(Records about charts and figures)
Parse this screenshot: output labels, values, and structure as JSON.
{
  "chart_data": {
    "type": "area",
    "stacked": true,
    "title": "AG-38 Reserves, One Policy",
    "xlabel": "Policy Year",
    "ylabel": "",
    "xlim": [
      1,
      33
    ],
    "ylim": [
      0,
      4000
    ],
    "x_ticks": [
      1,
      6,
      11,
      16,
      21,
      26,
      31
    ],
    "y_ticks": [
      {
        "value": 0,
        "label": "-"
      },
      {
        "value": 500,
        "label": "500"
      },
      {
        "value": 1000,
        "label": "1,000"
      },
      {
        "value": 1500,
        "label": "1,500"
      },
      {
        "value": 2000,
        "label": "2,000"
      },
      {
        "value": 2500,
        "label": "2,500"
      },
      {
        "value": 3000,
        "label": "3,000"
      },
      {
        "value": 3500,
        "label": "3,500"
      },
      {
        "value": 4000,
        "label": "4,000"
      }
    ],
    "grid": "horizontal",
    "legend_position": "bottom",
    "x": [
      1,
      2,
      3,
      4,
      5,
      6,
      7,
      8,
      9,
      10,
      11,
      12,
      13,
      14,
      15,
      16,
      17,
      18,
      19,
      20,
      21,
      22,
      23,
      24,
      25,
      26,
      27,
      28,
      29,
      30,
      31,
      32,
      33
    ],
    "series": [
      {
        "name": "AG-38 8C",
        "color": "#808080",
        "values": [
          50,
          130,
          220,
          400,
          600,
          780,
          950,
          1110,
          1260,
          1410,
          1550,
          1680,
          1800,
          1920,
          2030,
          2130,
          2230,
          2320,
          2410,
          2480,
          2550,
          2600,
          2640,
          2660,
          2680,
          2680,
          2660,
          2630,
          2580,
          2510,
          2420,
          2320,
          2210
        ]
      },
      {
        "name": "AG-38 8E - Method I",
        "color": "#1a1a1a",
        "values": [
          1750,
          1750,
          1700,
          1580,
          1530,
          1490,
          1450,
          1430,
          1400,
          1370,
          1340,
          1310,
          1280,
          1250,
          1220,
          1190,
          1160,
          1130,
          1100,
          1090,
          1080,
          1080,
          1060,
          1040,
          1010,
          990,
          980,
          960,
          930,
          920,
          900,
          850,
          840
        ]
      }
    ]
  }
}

Stated goal —
Output all of the material, please, exactly as it stands.

Result below —
Parse this screenshot: output labels, values, and structure as JSON.
{
  "chart_data": {
    "type": "area",
    "stacked": true,
    "title": "AG-38 Reserves, One Policy",
    "xlabel": "Policy Year",
    "ylabel": "",
    "xlim": [
      1,
      33
    ],
    "ylim": [
      0,
      4000
    ],
    "x_ticks": [
      1,
      6,
      11,
      16,
      21,
      26,
      31
    ],
    "y_ticks": [
      {
        "value": 0,
        "label": "-"
      },
      {
        "value": 500,
        "label": "500"
      },
      {
        "value": 1000,
        "label": "1,000"
      },
      {
        "value": 1500,
        "label": "1,500"
      },
      {
        "value": 2000,
        "label": "2,000"
      },
      {
        "value": 2500,
        "label": "2,500"
      },
      {
        "value": 3000,
        "label": "3,000"
      },
      {
        "value": 3500,
        "label": "3,500"
      },
      {
        "value": 4000,
        "label": "4,000"
      }
    ],
    "grid": "horizontal",
    "legend_position": "bottom",
    "x": [
      1,
      2,
      3,
      4,
      5,
      6,
      7,
      8,
      9,
      10,
      11,
      12,
      13,
      14,
      15,
      16,
      17,
      18,
      19,
      20,
      21,
      22,
      23,
      24,
      25,
      26,
      27,
      28,
      29,
      30,
      31,
      32,
      33
    ],
    "series": [
      {
        "name": "AG-38 8C",
        "color": "#808080",
        "values": [
          50,
          130,
          220,
          400,
          600,
          780,
          950,
          1110,
          1260,
          1410,
          1550,
          1680,
          1800,
          1920,
          2030,
          2130,
          2230,
          2320,
          2410,
          2480,
          2550,
          2600,
          2640,
          2660,
          2680,
          2680,
          2660,
          2630,
          2580,
          2510,
          2420,
          2320,
          2210
        ]
      },
      {
        "name": "AG-38 8E - Method I",
        "color": "#1a1a1a",
        "values": [
          1750,
          1750,
          1700,
          1580,
          1530,
          1490,
          1450,
          1430,
          1400,
          1370,
          1340,
          1310,
          1280,
          1250,
          1220,
          1190,
          1160,
          1130,
          1100,
          1090,
          1080,
          1080,
          1060,
          1040,
          1010,
          990,
          980,
          960,
          930,
          920,
          900,
          850,
          840
        ]
      }
    ]
  }
}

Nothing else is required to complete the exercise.